Start of Given data
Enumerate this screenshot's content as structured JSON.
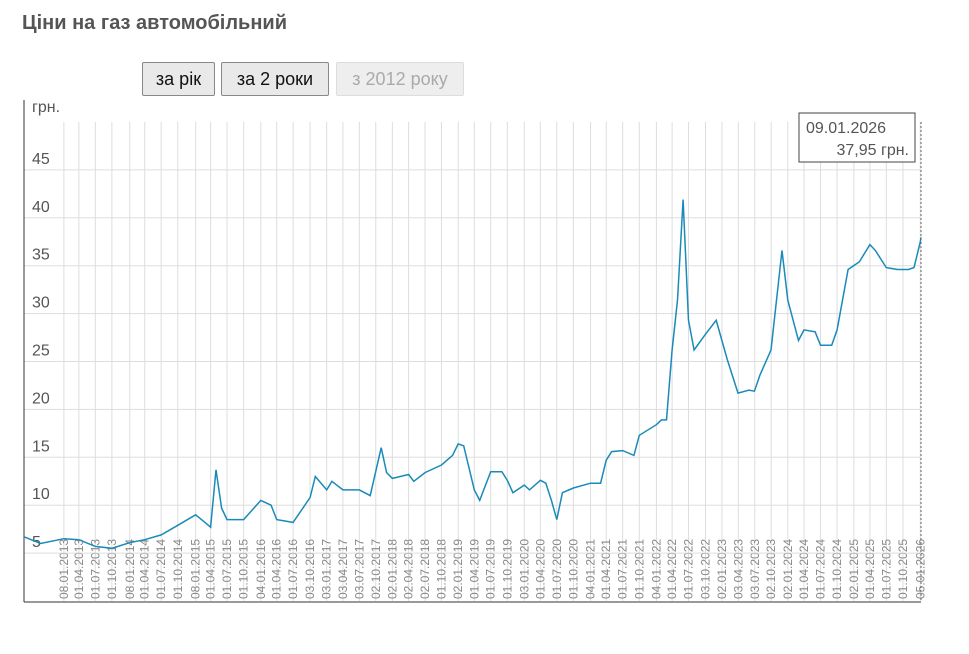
{
  "title": "Ціни на газ автомобільний",
  "buttons": [
    "за рік",
    "за 2 роки",
    "з 2012 року"
  ],
  "chart_data": {
    "type": "line",
    "y_label": "грн.",
    "color": "#1a8ab8",
    "grid": true,
    "xlim": [
      "01.06.2012",
      "09.01.2026"
    ],
    "ylim": [
      0,
      50
    ],
    "yticks": [
      5,
      10,
      15,
      20,
      25,
      30,
      35,
      40,
      45
    ],
    "xticks": [
      "08.01.2013",
      "01.04.2013",
      "01.07.2013",
      "01.10.2013",
      "08.01.2014",
      "01.04.2014",
      "01.07.2014",
      "01.10.2014",
      "08.01.2015",
      "01.04.2015",
      "01.07.2015",
      "01.10.2015",
      "04.01.2016",
      "01.04.2016",
      "01.07.2016",
      "03.10.2016",
      "03.01.2017",
      "03.04.2017",
      "03.07.2017",
      "02.10.2017",
      "02.01.2018",
      "02.04.2018",
      "02.07.2018",
      "01.10.2018",
      "02.01.2019",
      "01.04.2019",
      "01.07.2019",
      "01.10.2019",
      "03.01.2020",
      "01.04.2020",
      "01.07.2020",
      "01.10.2020",
      "04.01.2021",
      "01.04.2021",
      "01.07.2021",
      "01.10.2021",
      "04.01.2022",
      "01.04.2022",
      "01.07.2022",
      "03.10.2022",
      "02.01.2023",
      "03.04.2023",
      "03.07.2023",
      "02.10.2023",
      "02.01.2024",
      "01.04.2024",
      "01.07.2024",
      "01.10.2024",
      "02.01.2025",
      "01.04.2025",
      "01.07.2025",
      "01.10.2025",
      "05.01.2026"
    ],
    "x": [
      "01.06.2012",
      "01.09.2012",
      "08.01.2013",
      "01.04.2013",
      "01.07.2013",
      "01.10.2013",
      "08.01.2014",
      "01.04.2014",
      "01.07.2014",
      "01.10.2014",
      "08.01.2015",
      "01.03.2015",
      "01.04.2015",
      "01.05.2015",
      "01.06.2015",
      "01.07.2015",
      "01.10.2015",
      "04.01.2016",
      "01.03.2016",
      "01.04.2016",
      "01.07.2016",
      "03.10.2016",
      "01.11.2016",
      "03.01.2017",
      "01.02.2017",
      "03.04.2017",
      "03.07.2017",
      "01.09.2017",
      "01.11.2017",
      "01.12.2017",
      "02.01.2018",
      "02.04.2018",
      "01.05.2018",
      "02.07.2018",
      "01.10.2018",
      "01.12.2018",
      "02.01.2019",
      "01.02.2019",
      "01.04.2019",
      "01.05.2019",
      "01.07.2019",
      "01.09.2019",
      "01.10.2019",
      "01.11.2019",
      "03.01.2020",
      "01.02.2020",
      "01.04.2020",
      "01.05.2020",
      "01.06.2020",
      "01.07.2020",
      "01.08.2020",
      "01.10.2020",
      "04.01.2021",
      "01.03.2021",
      "01.04.2021",
      "01.05.2021",
      "01.07.2021",
      "01.09.2021",
      "01.10.2021",
      "04.01.2022",
      "01.02.2022",
      "01.03.2022",
      "01.04.2022",
      "01.05.2022",
      "01.06.2022",
      "01.07.2022",
      "01.08.2022",
      "01.10.2022",
      "01.12.2022",
      "01.02.2023",
      "01.04.2023",
      "01.06.2023",
      "01.07.2023",
      "01.08.2023",
      "01.10.2023",
      "01.12.2023",
      "02.01.2024",
      "01.03.2024",
      "01.04.2024",
      "01.06.2024",
      "01.07.2024",
      "01.09.2024",
      "01.10.2024",
      "01.12.2024",
      "01.02.2025",
      "01.04.2025",
      "01.05.2025",
      "01.07.2025",
      "01.09.2025",
      "01.11.2025",
      "01.12.2025",
      "05.01.2026",
      "09.01.2026"
    ],
    "values": [
      6.7,
      6.0,
      6.5,
      6.4,
      5.7,
      5.5,
      6.1,
      6.4,
      6.9,
      7.9,
      9.0,
      8.2,
      7.7,
      13.7,
      9.7,
      8.5,
      8.5,
      10.5,
      10.0,
      8.5,
      8.2,
      10.8,
      13.0,
      11.6,
      12.5,
      11.6,
      11.6,
      11.0,
      16.0,
      13.4,
      12.8,
      13.2,
      12.5,
      13.4,
      14.2,
      15.2,
      16.4,
      16.2,
      11.6,
      10.5,
      13.5,
      13.5,
      12.6,
      11.3,
      12.1,
      11.6,
      12.6,
      12.3,
      10.5,
      8.5,
      11.3,
      11.8,
      12.3,
      12.3,
      14.7,
      15.6,
      15.7,
      15.2,
      17.3,
      18.4,
      18.9,
      18.9,
      26.2,
      31.4,
      41.9,
      29.3,
      26.2,
      27.8,
      29.3,
      25.2,
      21.7,
      22.0,
      21.9,
      23.6,
      26.2,
      36.6,
      31.4,
      27.2,
      28.3,
      28.1,
      26.7,
      26.7,
      28.3,
      34.6,
      35.4,
      37.2,
      36.6,
      34.8,
      34.6,
      34.6,
      34.8,
      37.5,
      37.95
    ],
    "tooltip": {
      "x": "09.01.2026",
      "value": 37.95,
      "value_label": "37,95 грн."
    }
  }
}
End of Given data
Job: Send back the data above word for word, with the pictures left out.

Solution:
Enumerate this screenshot's content as structured JSON.
{
  "title": "Ціни на газ автомобільний",
  "buttons": [
    "за рік",
    "за 2 роки",
    "з 2012 року"
  ],
  "chart_data": {
    "type": "line",
    "y_label": "грн.",
    "color": "#1a8ab8",
    "grid": true,
    "xlim": [
      "01.06.2012",
      "09.01.2026"
    ],
    "ylim": [
      0,
      50
    ],
    "yticks": [
      5,
      10,
      15,
      20,
      25,
      30,
      35,
      40,
      45
    ],
    "xticks": [
      "08.01.2013",
      "01.04.2013",
      "01.07.2013",
      "01.10.2013",
      "08.01.2014",
      "01.04.2014",
      "01.07.2014",
      "01.10.2014",
      "08.01.2015",
      "01.04.2015",
      "01.07.2015",
      "01.10.2015",
      "04.01.2016",
      "01.04.2016",
      "01.07.2016",
      "03.10.2016",
      "03.01.2017",
      "03.04.2017",
      "03.07.2017",
      "02.10.2017",
      "02.01.2018",
      "02.04.2018",
      "02.07.2018",
      "01.10.2018",
      "02.01.2019",
      "01.04.2019",
      "01.07.2019",
      "01.10.2019",
      "03.01.2020",
      "01.04.2020",
      "01.07.2020",
      "01.10.2020",
      "04.01.2021",
      "01.04.2021",
      "01.07.2021",
      "01.10.2021",
      "04.01.2022",
      "01.04.2022",
      "01.07.2022",
      "03.10.2022",
      "02.01.2023",
      "03.04.2023",
      "03.07.2023",
      "02.10.2023",
      "02.01.2024",
      "01.04.2024",
      "01.07.2024",
      "01.10.2024",
      "02.01.2025",
      "01.04.2025",
      "01.07.2025",
      "01.10.2025",
      "05.01.2026"
    ],
    "x": [
      "01.06.2012",
      "01.09.2012",
      "08.01.2013",
      "01.04.2013",
      "01.07.2013",
      "01.10.2013",
      "08.01.2014",
      "01.04.2014",
      "01.07.2014",
      "01.10.2014",
      "08.01.2015",
      "01.03.2015",
      "01.04.2015",
      "01.05.2015",
      "01.06.2015",
      "01.07.2015",
      "01.10.2015",
      "04.01.2016",
      "01.03.2016",
      "01.04.2016",
      "01.07.2016",
      "03.10.2016",
      "01.11.2016",
      "03.01.2017",
      "01.02.2017",
      "03.04.2017",
      "03.07.2017",
      "01.09.2017",
      "01.11.2017",
      "01.12.2017",
      "02.01.2018",
      "02.04.2018",
      "01.05.2018",
      "02.07.2018",
      "01.10.2018",
      "01.12.2018",
      "02.01.2019",
      "01.02.2019",
      "01.04.2019",
      "01.05.2019",
      "01.07.2019",
      "01.09.2019",
      "01.10.2019",
      "01.11.2019",
      "03.01.2020",
      "01.02.2020",
      "01.04.2020",
      "01.05.2020",
      "01.06.2020",
      "01.07.2020",
      "01.08.2020",
      "01.10.2020",
      "04.01.2021",
      "01.03.2021",
      "01.04.2021",
      "01.05.2021",
      "01.07.2021",
      "01.09.2021",
      "01.10.2021",
      "04.01.2022",
      "01.02.2022",
      "01.03.2022",
      "01.04.2022",
      "01.05.2022",
      "01.06.2022",
      "01.07.2022",
      "01.08.2022",
      "01.10.2022",
      "01.12.2022",
      "01.02.2023",
      "01.04.2023",
      "01.06.2023",
      "01.07.2023",
      "01.08.2023",
      "01.10.2023",
      "01.12.2023",
      "02.01.2024",
      "01.03.2024",
      "01.04.2024",
      "01.06.2024",
      "01.07.2024",
      "01.09.2024",
      "01.10.2024",
      "01.12.2024",
      "01.02.2025",
      "01.04.2025",
      "01.05.2025",
      "01.07.2025",
      "01.09.2025",
      "01.11.2025",
      "01.12.2025",
      "05.01.2026",
      "09.01.2026"
    ],
    "values": [
      6.7,
      6.0,
      6.5,
      6.4,
      5.7,
      5.5,
      6.1,
      6.4,
      6.9,
      7.9,
      9.0,
      8.2,
      7.7,
      13.7,
      9.7,
      8.5,
      8.5,
      10.5,
      10.0,
      8.5,
      8.2,
      10.8,
      13.0,
      11.6,
      12.5,
      11.6,
      11.6,
      11.0,
      16.0,
      13.4,
      12.8,
      13.2,
      12.5,
      13.4,
      14.2,
      15.2,
      16.4,
      16.2,
      11.6,
      10.5,
      13.5,
      13.5,
      12.6,
      11.3,
      12.1,
      11.6,
      12.6,
      12.3,
      10.5,
      8.5,
      11.3,
      11.8,
      12.3,
      12.3,
      14.7,
      15.6,
      15.7,
      15.2,
      17.3,
      18.4,
      18.9,
      18.9,
      26.2,
      31.4,
      41.9,
      29.3,
      26.2,
      27.8,
      29.3,
      25.2,
      21.7,
      22.0,
      21.9,
      23.6,
      26.2,
      36.6,
      31.4,
      27.2,
      28.3,
      28.1,
      26.7,
      26.7,
      28.3,
      34.6,
      35.4,
      37.2,
      36.6,
      34.8,
      34.6,
      34.6,
      34.8,
      37.5,
      37.95
    ],
    "tooltip": {
      "x": "09.01.2026",
      "value": 37.95,
      "value_label": "37,95 грн."
    }
  }
}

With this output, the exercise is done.